Aim of the exercise
Copy each line of the material below that includes the string "inclus".

Provided data
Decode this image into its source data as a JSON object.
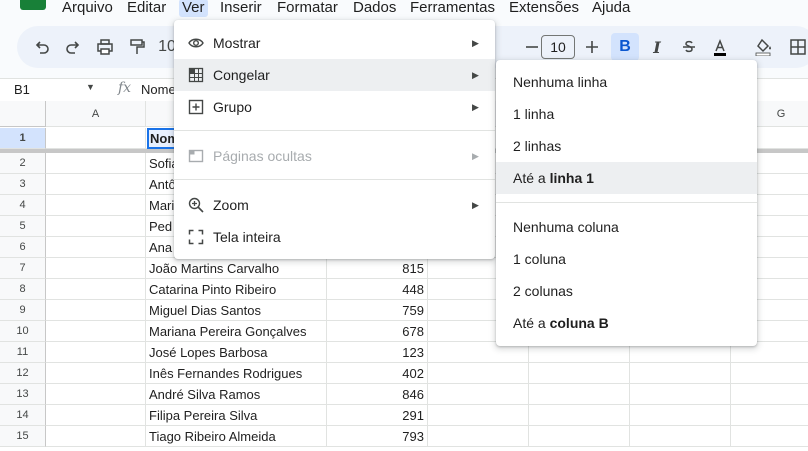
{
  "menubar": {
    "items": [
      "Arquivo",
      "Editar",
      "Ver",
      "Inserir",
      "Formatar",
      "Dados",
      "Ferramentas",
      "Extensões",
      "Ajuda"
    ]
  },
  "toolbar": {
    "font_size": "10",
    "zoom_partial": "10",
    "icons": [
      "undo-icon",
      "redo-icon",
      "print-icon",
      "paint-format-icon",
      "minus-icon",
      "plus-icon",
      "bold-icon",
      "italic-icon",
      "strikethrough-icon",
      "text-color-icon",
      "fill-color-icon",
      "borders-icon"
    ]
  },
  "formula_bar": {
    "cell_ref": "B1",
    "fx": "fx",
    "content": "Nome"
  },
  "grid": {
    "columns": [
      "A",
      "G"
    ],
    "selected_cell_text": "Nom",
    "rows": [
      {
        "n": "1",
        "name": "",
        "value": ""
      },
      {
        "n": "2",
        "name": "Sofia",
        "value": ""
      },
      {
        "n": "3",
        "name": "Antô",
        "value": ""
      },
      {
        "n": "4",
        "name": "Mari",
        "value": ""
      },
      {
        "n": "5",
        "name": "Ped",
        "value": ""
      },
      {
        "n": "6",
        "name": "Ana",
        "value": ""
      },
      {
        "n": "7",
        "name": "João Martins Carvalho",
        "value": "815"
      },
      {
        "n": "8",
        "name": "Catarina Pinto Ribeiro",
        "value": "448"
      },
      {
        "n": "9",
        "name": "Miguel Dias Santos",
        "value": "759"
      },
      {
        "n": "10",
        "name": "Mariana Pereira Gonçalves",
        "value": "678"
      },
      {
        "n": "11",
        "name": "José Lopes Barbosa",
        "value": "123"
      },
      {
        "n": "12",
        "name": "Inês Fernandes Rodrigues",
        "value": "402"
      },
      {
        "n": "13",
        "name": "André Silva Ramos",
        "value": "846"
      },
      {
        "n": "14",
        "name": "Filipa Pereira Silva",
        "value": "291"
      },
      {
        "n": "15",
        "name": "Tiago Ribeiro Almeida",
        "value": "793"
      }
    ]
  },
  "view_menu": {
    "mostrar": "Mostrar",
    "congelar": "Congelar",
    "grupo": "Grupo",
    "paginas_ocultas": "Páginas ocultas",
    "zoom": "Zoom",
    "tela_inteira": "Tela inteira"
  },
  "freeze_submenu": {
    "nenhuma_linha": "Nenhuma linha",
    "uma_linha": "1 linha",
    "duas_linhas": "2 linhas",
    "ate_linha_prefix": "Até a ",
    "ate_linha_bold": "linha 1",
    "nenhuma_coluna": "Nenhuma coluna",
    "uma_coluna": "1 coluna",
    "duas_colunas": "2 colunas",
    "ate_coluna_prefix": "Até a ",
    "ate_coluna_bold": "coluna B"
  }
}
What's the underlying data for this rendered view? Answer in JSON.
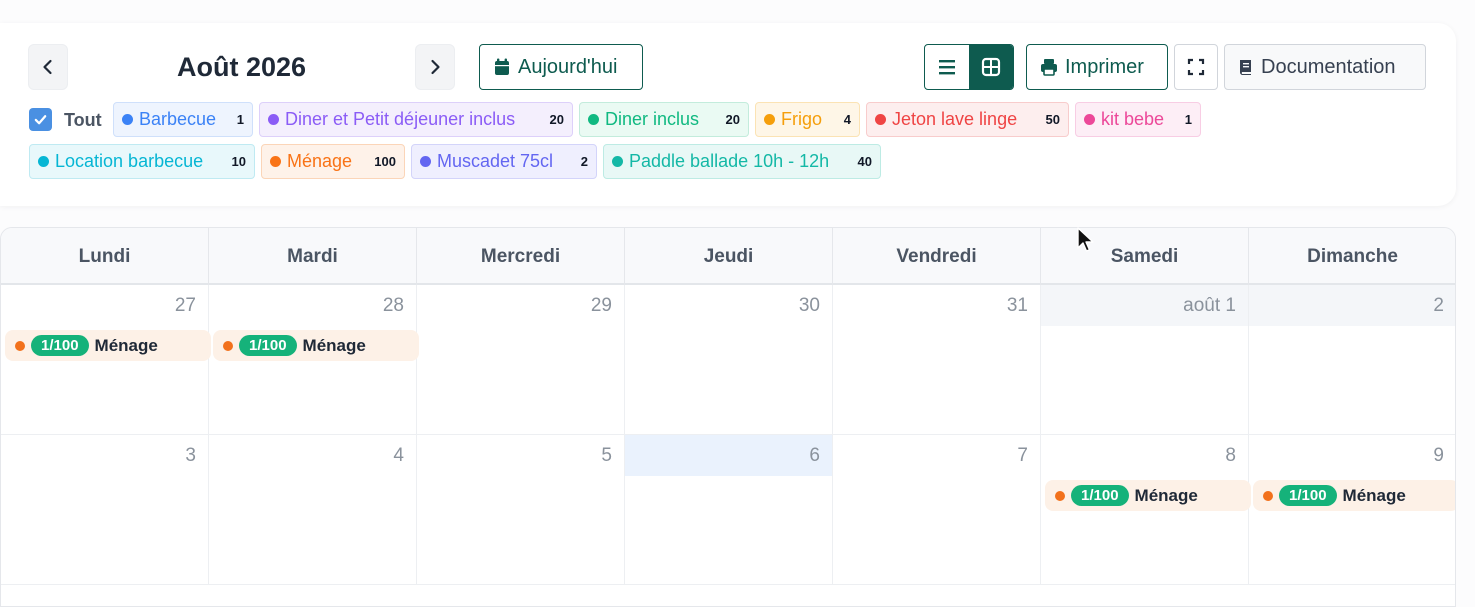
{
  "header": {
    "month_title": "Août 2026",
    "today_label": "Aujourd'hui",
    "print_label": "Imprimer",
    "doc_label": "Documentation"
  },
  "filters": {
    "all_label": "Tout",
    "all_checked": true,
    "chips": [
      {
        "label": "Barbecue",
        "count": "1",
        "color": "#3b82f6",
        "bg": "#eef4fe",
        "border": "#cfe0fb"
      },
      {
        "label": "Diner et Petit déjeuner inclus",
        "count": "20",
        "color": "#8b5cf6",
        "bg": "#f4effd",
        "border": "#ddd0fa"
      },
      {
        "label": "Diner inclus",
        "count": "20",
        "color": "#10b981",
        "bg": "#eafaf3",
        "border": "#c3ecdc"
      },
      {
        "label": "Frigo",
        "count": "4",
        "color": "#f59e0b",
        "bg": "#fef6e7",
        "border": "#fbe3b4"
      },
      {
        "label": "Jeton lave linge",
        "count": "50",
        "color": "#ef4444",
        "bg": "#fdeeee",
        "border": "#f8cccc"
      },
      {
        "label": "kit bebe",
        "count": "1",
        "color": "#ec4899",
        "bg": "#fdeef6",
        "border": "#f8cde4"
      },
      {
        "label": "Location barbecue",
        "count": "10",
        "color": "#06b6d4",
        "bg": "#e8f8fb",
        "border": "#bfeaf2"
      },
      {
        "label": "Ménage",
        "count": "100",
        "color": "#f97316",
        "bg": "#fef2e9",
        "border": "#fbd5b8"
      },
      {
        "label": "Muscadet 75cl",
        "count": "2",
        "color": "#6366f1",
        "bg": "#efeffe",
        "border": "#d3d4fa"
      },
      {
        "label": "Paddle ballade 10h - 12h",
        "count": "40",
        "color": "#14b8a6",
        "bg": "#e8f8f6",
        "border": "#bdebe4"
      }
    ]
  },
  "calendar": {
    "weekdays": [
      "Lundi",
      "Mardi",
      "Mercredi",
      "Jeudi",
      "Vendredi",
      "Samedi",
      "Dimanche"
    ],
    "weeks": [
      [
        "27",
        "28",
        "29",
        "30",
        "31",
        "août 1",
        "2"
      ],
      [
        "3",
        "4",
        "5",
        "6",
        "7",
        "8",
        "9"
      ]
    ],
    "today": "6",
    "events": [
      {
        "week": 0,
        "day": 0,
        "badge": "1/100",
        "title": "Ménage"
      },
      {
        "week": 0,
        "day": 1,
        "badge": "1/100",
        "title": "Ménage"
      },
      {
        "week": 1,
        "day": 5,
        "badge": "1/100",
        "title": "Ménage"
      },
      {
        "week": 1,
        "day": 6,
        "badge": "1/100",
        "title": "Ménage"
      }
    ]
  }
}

Result of this exercise
        "label": "Diner et Petit déjeuner inclus",
        "label": "Diner inclus",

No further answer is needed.